--- Start of DATA SHOWN ---

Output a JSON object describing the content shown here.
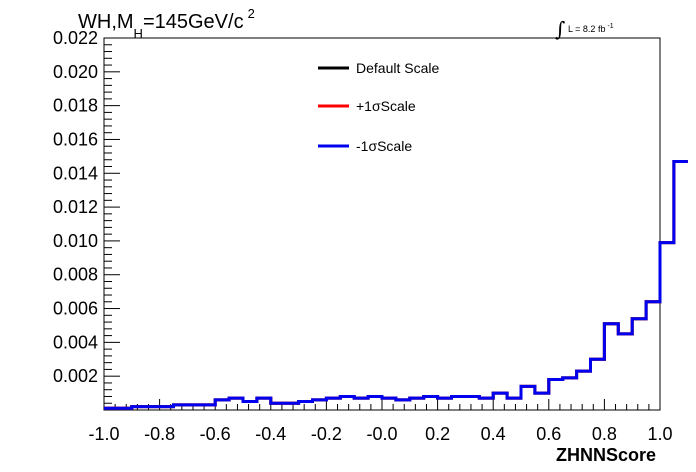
{
  "chart_data": {
    "type": "histogram",
    "title": {
      "prefix": "WH,M",
      "subscript": "H",
      "value": "=145GeV/c",
      "superscript": "2"
    },
    "luminosity": {
      "integral_symbol": "∫",
      "text": "L = 8.2 fb",
      "superscript": "-1"
    },
    "xlabel": "ZHNNScore",
    "ylabel": "",
    "xlim": [
      -1.0,
      1.0
    ],
    "ylim": [
      0,
      0.022
    ],
    "x_ticks": [
      "-1.0",
      "-0.8",
      "-0.6",
      "-0.4",
      "-0.2",
      "-0.0",
      "0.2",
      "0.4",
      "0.6",
      "0.8",
      "1.0"
    ],
    "y_ticks": [
      "0.002",
      "0.004",
      "0.006",
      "0.008",
      "0.010",
      "0.012",
      "0.014",
      "0.016",
      "0.018",
      "0.020",
      "0.022"
    ],
    "bin_edges_start": -1.0,
    "bin_width": 0.05,
    "series": [
      {
        "name": "Default Scale",
        "color": "#000000",
        "values": [
          0.0001,
          0.0001,
          0.0002,
          0.0002,
          0.0002,
          0.0003,
          0.0003,
          0.0003,
          0.0006,
          0.0007,
          0.0005,
          0.0007,
          0.0004,
          0.0004,
          0.0005,
          0.0006,
          0.0007,
          0.0008,
          0.0007,
          0.0008,
          0.0007,
          0.0006,
          0.0007,
          0.0008,
          0.0007,
          0.0008,
          0.0008,
          0.0007,
          0.001,
          0.0007,
          0.0014,
          0.001,
          0.0018,
          0.0019,
          0.0023,
          0.003,
          0.0051,
          0.0045,
          0.0054,
          0.0064,
          0.0099,
          0.0147
        ]
      },
      {
        "name": "+1σScale",
        "color": "#ff0000",
        "values": [
          0.0001,
          0.0001,
          0.0002,
          0.0002,
          0.0002,
          0.0003,
          0.0003,
          0.0003,
          0.0006,
          0.0007,
          0.0005,
          0.0007,
          0.0004,
          0.0004,
          0.0005,
          0.0006,
          0.0007,
          0.0008,
          0.0007,
          0.0008,
          0.0007,
          0.0006,
          0.0007,
          0.0008,
          0.0007,
          0.0008,
          0.0008,
          0.0007,
          0.001,
          0.0007,
          0.0014,
          0.001,
          0.0018,
          0.0019,
          0.0023,
          0.003,
          0.0051,
          0.0045,
          0.0054,
          0.0064,
          0.0099,
          0.0147
        ]
      },
      {
        "name": "-1σScale",
        "color": "#0000ee",
        "values": [
          0.0001,
          0.0001,
          0.0002,
          0.0002,
          0.0002,
          0.0003,
          0.0003,
          0.0003,
          0.0006,
          0.0007,
          0.0005,
          0.0007,
          0.0004,
          0.0004,
          0.0005,
          0.0006,
          0.0007,
          0.0008,
          0.0007,
          0.0008,
          0.0007,
          0.0006,
          0.0007,
          0.0008,
          0.0007,
          0.0008,
          0.0008,
          0.0007,
          0.001,
          0.0007,
          0.0014,
          0.001,
          0.0018,
          0.0019,
          0.0023,
          0.003,
          0.0051,
          0.0045,
          0.0054,
          0.0064,
          0.0099,
          0.0147
        ]
      }
    ]
  }
}
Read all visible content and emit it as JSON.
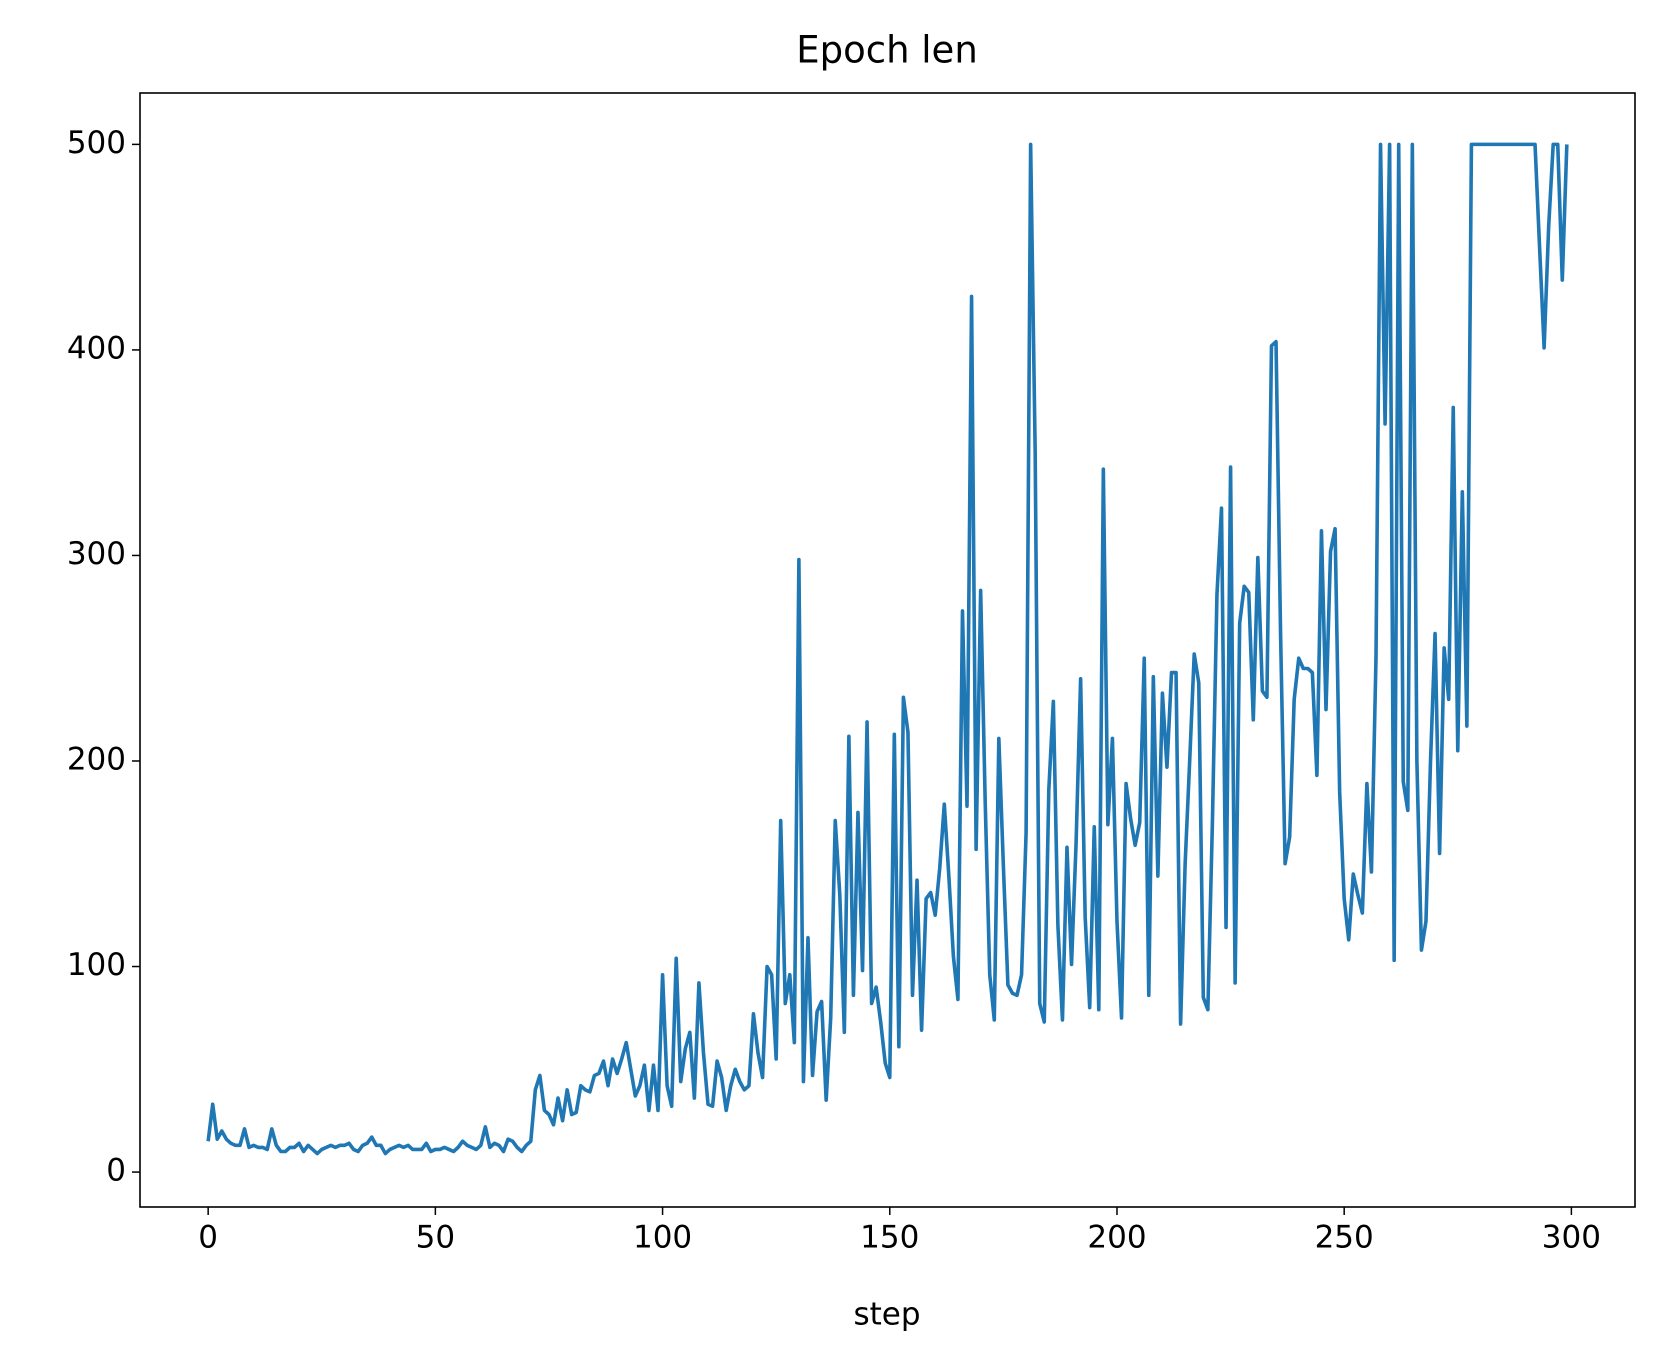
{
  "chart_data": {
    "type": "line",
    "title": "Epoch len",
    "x_label": "step",
    "x": [
      0,
      1,
      2,
      3,
      4,
      5,
      6,
      7,
      8,
      9,
      10,
      11,
      12,
      13,
      14,
      15,
      16,
      17,
      18,
      19,
      20,
      21,
      22,
      23,
      24,
      25,
      26,
      27,
      28,
      29,
      30,
      31,
      32,
      33,
      34,
      35,
      36,
      37,
      38,
      39,
      40,
      41,
      42,
      43,
      44,
      45,
      46,
      47,
      48,
      49,
      50,
      51,
      52,
      53,
      54,
      55,
      56,
      57,
      58,
      59,
      60,
      61,
      62,
      63,
      64,
      65,
      66,
      67,
      68,
      69,
      70,
      71,
      72,
      73,
      74,
      75,
      76,
      77,
      78,
      79,
      80,
      81,
      82,
      83,
      84,
      85,
      86,
      87,
      88,
      89,
      90,
      91,
      92,
      93,
      94,
      95,
      96,
      97,
      98,
      99,
      100,
      101,
      102,
      103,
      104,
      105,
      106,
      107,
      108,
      109,
      110,
      111,
      112,
      113,
      114,
      115,
      116,
      117,
      118,
      119,
      120,
      121,
      122,
      123,
      124,
      125,
      126,
      127,
      128,
      129,
      130,
      131,
      132,
      133,
      134,
      135,
      136,
      137,
      138,
      139,
      140,
      141,
      142,
      143,
      144,
      145,
      146,
      147,
      148,
      149,
      150,
      151,
      152,
      153,
      154,
      155,
      156,
      157,
      158,
      159,
      160,
      161,
      162,
      163,
      164,
      165,
      166,
      167,
      168,
      169,
      170,
      171,
      172,
      173,
      174,
      175,
      176,
      177,
      178,
      179,
      180,
      181,
      182,
      183,
      184,
      185,
      186,
      187,
      188,
      189,
      190,
      191,
      192,
      193,
      194,
      195,
      196,
      197,
      198,
      199,
      200,
      201,
      202,
      203,
      204,
      205,
      206,
      207,
      208,
      209,
      210,
      211,
      212,
      213,
      214,
      215,
      216,
      217,
      218,
      219,
      220,
      221,
      222,
      223,
      224,
      225,
      226,
      227,
      228,
      229,
      230,
      231,
      232,
      233,
      234,
      235,
      236,
      237,
      238,
      239,
      240,
      241,
      242,
      243,
      244,
      245,
      246,
      247,
      248,
      249,
      250,
      251,
      252,
      253,
      254,
      255,
      256,
      257,
      258,
      259,
      260,
      261,
      262,
      263,
      264,
      265,
      266,
      267,
      268,
      269,
      270,
      271,
      272,
      273,
      274,
      275,
      276,
      277,
      278,
      279,
      280,
      281,
      282,
      283,
      284,
      285,
      286,
      287,
      288,
      289,
      290,
      291,
      292,
      293,
      294,
      295,
      296,
      297,
      298,
      299
    ],
    "series": [
      {
        "color": "#1f77b4",
        "values": [
          15,
          33,
          16,
          20,
          16,
          14,
          13,
          13,
          21,
          12,
          13,
          12,
          12,
          11,
          21,
          13,
          10,
          10,
          12,
          12,
          14,
          10,
          13,
          11,
          9,
          11,
          12,
          13,
          12,
          13,
          13,
          14,
          11,
          10,
          13,
          14,
          17,
          13,
          13,
          9,
          11,
          12,
          13,
          12,
          13,
          11,
          11,
          11,
          14,
          10,
          11,
          11,
          12,
          11,
          10,
          12,
          15,
          13,
          12,
          11,
          13,
          22,
          12,
          14,
          13,
          10,
          16,
          15,
          12,
          10,
          13,
          15,
          40,
          47,
          30,
          28,
          23,
          36,
          25,
          40,
          28,
          29,
          42,
          40,
          39,
          47,
          48,
          54,
          42,
          55,
          48,
          55,
          63,
          50,
          37,
          42,
          52,
          30,
          52,
          30,
          96,
          42,
          32,
          104,
          44,
          60,
          68,
          36,
          92,
          58,
          33,
          32,
          54,
          46,
          30,
          42,
          50,
          44,
          40,
          42,
          77,
          58,
          46,
          100,
          96,
          55,
          171,
          82,
          96,
          63,
          298,
          44,
          114,
          47,
          78,
          83,
          35,
          75,
          171,
          135,
          68,
          212,
          86,
          175,
          98,
          219,
          82,
          90,
          73,
          53,
          46,
          213,
          61,
          231,
          214,
          86,
          142,
          69,
          133,
          136,
          125,
          148,
          179,
          144,
          105,
          84,
          273,
          178,
          426,
          157,
          283,
          180,
          96,
          74,
          211,
          149,
          91,
          87,
          86,
          96,
          165,
          500,
          350,
          82,
          73,
          186,
          229,
          120,
          74,
          158,
          101,
          160,
          240,
          124,
          80,
          168,
          79,
          342,
          169,
          211,
          122,
          75,
          189,
          172,
          159,
          170,
          250,
          86,
          241,
          144,
          233,
          197,
          243,
          243,
          72,
          150,
          200,
          252,
          238,
          85,
          79,
          170,
          281,
          323,
          119,
          343,
          92,
          267,
          285,
          282,
          220,
          299,
          234,
          231,
          402,
          404,
          262,
          150,
          163,
          230,
          250,
          245,
          245,
          243,
          193,
          312,
          225,
          302,
          313,
          185,
          133,
          113,
          145,
          135,
          126,
          189,
          146,
          250,
          500,
          364,
          500,
          103,
          500,
          190,
          176,
          500,
          200,
          108,
          122,
          200,
          262,
          155,
          255,
          230,
          372,
          205,
          331,
          217,
          500,
          500,
          500,
          500,
          500,
          500,
          500,
          500,
          500,
          500,
          500,
          500,
          500,
          500,
          500,
          450,
          401,
          460,
          500,
          500,
          434,
          500
        ]
      }
    ],
    "xlim": [
      -15,
      314
    ],
    "xticks": [
      0,
      50,
      100,
      150,
      200,
      250,
      300
    ],
    "ylim": [
      -17,
      525
    ],
    "yticks": [
      0,
      100,
      200,
      300,
      400,
      500
    ]
  }
}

--- End of DATA SHOWN ---

WHAT TO WORK ON:
Pick out every line above that contains the word "content" and copy it.

FINAL RESULT:
Output a JSON object describing the content shown here.
Read all visible content and emit it as JSON.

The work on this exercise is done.